--- Material for this task ---
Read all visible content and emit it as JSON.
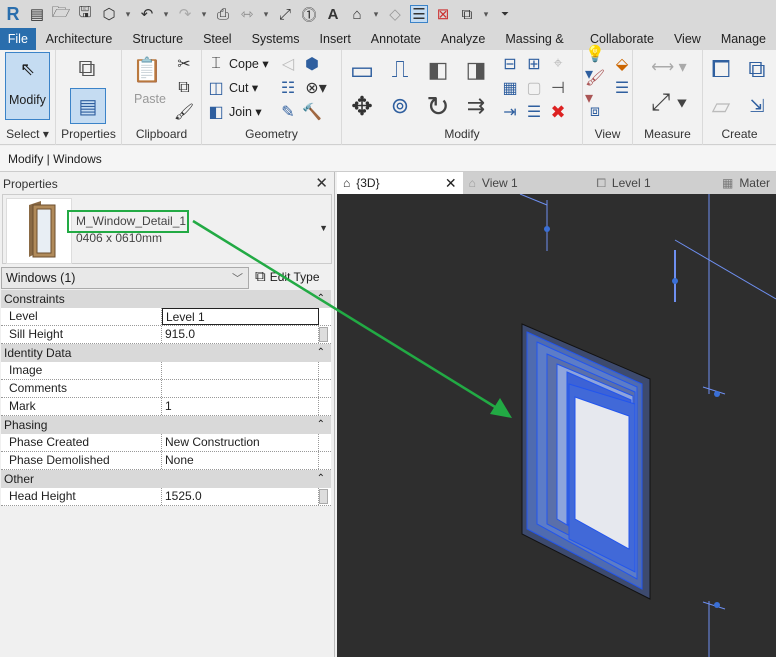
{
  "tabs": [
    "File",
    "Architecture",
    "Structure",
    "Steel",
    "Systems",
    "Insert",
    "Annotate",
    "Analyze",
    "Massing & Site",
    "Collaborate",
    "View",
    "Manage"
  ],
  "ribbon": {
    "modify_label": "Modify",
    "paste_label": "Paste",
    "cope": "Cope",
    "cut": "Cut",
    "join": "Join",
    "panels": {
      "select": "Select",
      "properties": "Properties",
      "clipboard": "Clipboard",
      "geometry": "Geometry",
      "modify": "Modify",
      "view": "View",
      "measure": "Measure",
      "create": "Create"
    }
  },
  "context": "Modify | Windows",
  "properties": {
    "title": "Properties",
    "type_name": "M_Window_Detail_1",
    "type_size": "0406 x 0610mm",
    "filter": "Windows (1)",
    "edit_type": "Edit Type",
    "groups": [
      {
        "name": "Constraints",
        "rows": [
          {
            "k": "Level",
            "v": "Level 1"
          },
          {
            "k": "Sill Height",
            "v": "915.0"
          }
        ]
      },
      {
        "name": "Identity Data",
        "rows": [
          {
            "k": "Image",
            "v": ""
          },
          {
            "k": "Comments",
            "v": ""
          },
          {
            "k": "Mark",
            "v": "1"
          }
        ]
      },
      {
        "name": "Phasing",
        "rows": [
          {
            "k": "Phase Created",
            "v": "New Construction"
          },
          {
            "k": "Phase Demolished",
            "v": "None"
          }
        ]
      },
      {
        "name": "Other",
        "rows": [
          {
            "k": "Head Height",
            "v": "1525.0"
          }
        ]
      }
    ]
  },
  "view_tabs": [
    "{3D}",
    "View 1",
    "Level 1",
    "Mater"
  ],
  "colors": {
    "file_tab": "#2a6ead",
    "annotation": "#22aa44",
    "view_bg": "#2e2e2e",
    "selection": "#3366ff"
  }
}
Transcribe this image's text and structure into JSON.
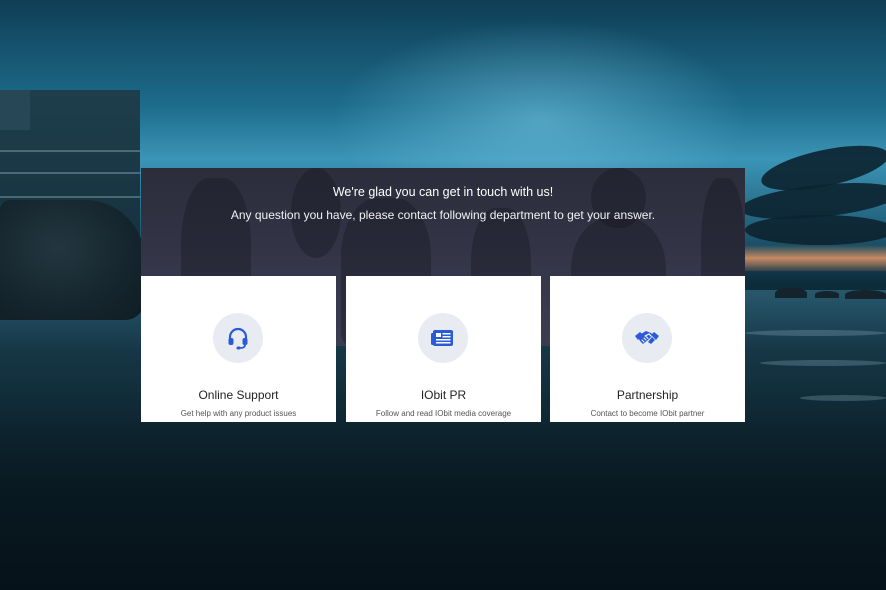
{
  "hero": {
    "title": "We're glad you can get in touch with us!",
    "subtitle": "Any question you have, please contact following department to get your answer."
  },
  "cards": [
    {
      "title": "Online Support",
      "description": "Get help with any product issues",
      "icon": "headset-icon"
    },
    {
      "title": "IObit PR",
      "description": "Follow and read IObit media coverage",
      "icon": "newspaper-icon"
    },
    {
      "title": "Partnership",
      "description": "Contact to become IObit partner",
      "icon": "handshake-icon"
    }
  ],
  "colors": {
    "accent": "#2a5bd7",
    "icon_bg": "#e9ebf2",
    "hero_bg": "#34364a"
  }
}
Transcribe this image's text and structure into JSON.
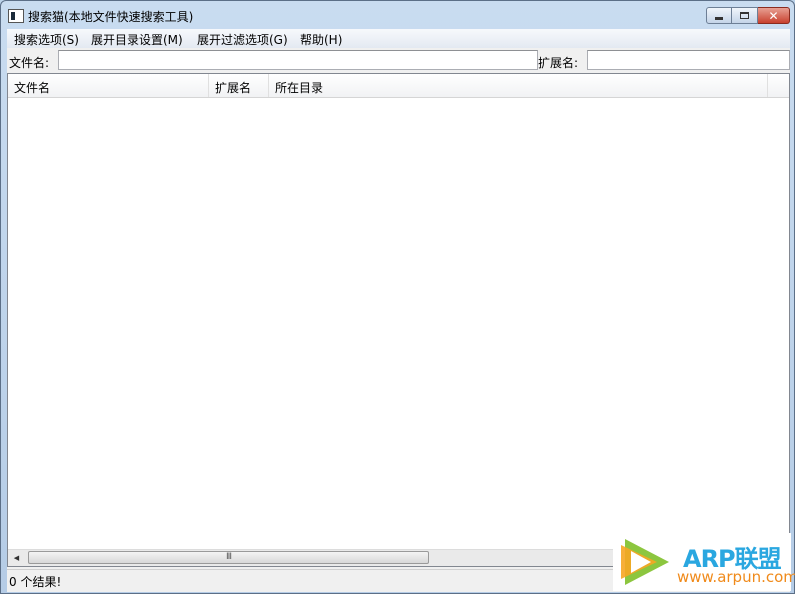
{
  "window": {
    "title": "搜索猫(本地文件快速搜索工具)",
    "close_glyph": "✕"
  },
  "menu": {
    "items": [
      "搜索选项(S)",
      "展开目录设置(M)",
      "展开过滤选项(G)",
      "帮助(H)"
    ]
  },
  "search": {
    "filename_label": "文件名:",
    "filename_value": "",
    "ext_label": "扩展名:",
    "ext_value": ""
  },
  "results": {
    "columns": [
      "文件名",
      "扩展名",
      "所在目录"
    ],
    "rows": []
  },
  "scrollbar": {
    "left_arrow": "◀",
    "grip": "III"
  },
  "status": {
    "text": "0 个结果!"
  },
  "watermark": {
    "brand": "ARP联盟",
    "url": "www.arpun.com"
  },
  "colors": {
    "close_button": "#c8412f",
    "brand_blue": "#2aa7e0",
    "url_orange": "#f08a1a",
    "logo_green": "#8cc63f"
  }
}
---
* Description of the task: Pictures in the records above are not copied; print everything else exactly.

* Task solution:
Read all visible content and emit it as JSON.
{
  "tabs": [
    "File",
    "Architecture",
    "Structure",
    "Steel",
    "Systems",
    "Insert",
    "Annotate",
    "Analyze",
    "Massing & Site",
    "Collaborate",
    "View",
    "Manage"
  ],
  "ribbon": {
    "modify_label": "Modify",
    "paste_label": "Paste",
    "cope": "Cope",
    "cut": "Cut",
    "join": "Join",
    "panels": {
      "select": "Select",
      "properties": "Properties",
      "clipboard": "Clipboard",
      "geometry": "Geometry",
      "modify": "Modify",
      "view": "View",
      "measure": "Measure",
      "create": "Create"
    }
  },
  "context": "Modify | Windows",
  "properties": {
    "title": "Properties",
    "type_name": "M_Window_Detail_1",
    "type_size": "0406 x 0610mm",
    "filter": "Windows (1)",
    "edit_type": "Edit Type",
    "groups": [
      {
        "name": "Constraints",
        "rows": [
          {
            "k": "Level",
            "v": "Level 1"
          },
          {
            "k": "Sill Height",
            "v": "915.0"
          }
        ]
      },
      {
        "name": "Identity Data",
        "rows": [
          {
            "k": "Image",
            "v": ""
          },
          {
            "k": "Comments",
            "v": ""
          },
          {
            "k": "Mark",
            "v": "1"
          }
        ]
      },
      {
        "name": "Phasing",
        "rows": [
          {
            "k": "Phase Created",
            "v": "New Construction"
          },
          {
            "k": "Phase Demolished",
            "v": "None"
          }
        ]
      },
      {
        "name": "Other",
        "rows": [
          {
            "k": "Head Height",
            "v": "1525.0"
          }
        ]
      }
    ]
  },
  "view_tabs": [
    "{3D}",
    "View 1",
    "Level 1",
    "Mater"
  ],
  "colors": {
    "file_tab": "#2a6ead",
    "annotation": "#22aa44",
    "view_bg": "#2e2e2e",
    "selection": "#3366ff"
  }
}
Transcribe this image's text and structure into JSON.
{
  "hero": {
    "title": "We're glad you can get in touch with us!",
    "subtitle": "Any question you have, please contact following department to get your answer."
  },
  "cards": [
    {
      "title": "Online Support",
      "description": "Get help with any product issues",
      "icon": "headset-icon"
    },
    {
      "title": "IObit PR",
      "description": "Follow and read IObit media coverage",
      "icon": "newspaper-icon"
    },
    {
      "title": "Partnership",
      "description": "Contact to become IObit partner",
      "icon": "handshake-icon"
    }
  ],
  "colors": {
    "accent": "#2a5bd7",
    "icon_bg": "#e9ebf2",
    "hero_bg": "#34364a"
  }
}
Transcribe this image's text and structure into JSON.
{
  "window": {
    "title": "搜索猫(本地文件快速搜索工具)",
    "close_glyph": "✕"
  },
  "menu": {
    "items": [
      "搜索选项(S)",
      "展开目录设置(M)",
      "展开过滤选项(G)",
      "帮助(H)"
    ]
  },
  "search": {
    "filename_label": "文件名:",
    "filename_value": "",
    "ext_label": "扩展名:",
    "ext_value": ""
  },
  "results": {
    "columns": [
      "文件名",
      "扩展名",
      "所在目录"
    ],
    "rows": []
  },
  "scrollbar": {
    "left_arrow": "◀",
    "grip": "III"
  },
  "status": {
    "text": "0 个结果!"
  },
  "watermark": {
    "brand": "ARP联盟",
    "url": "www.arpun.com"
  },
  "colors": {
    "close_button": "#c8412f",
    "brand_blue": "#2aa7e0",
    "url_orange": "#f08a1a",
    "logo_green": "#8cc63f"
  }
}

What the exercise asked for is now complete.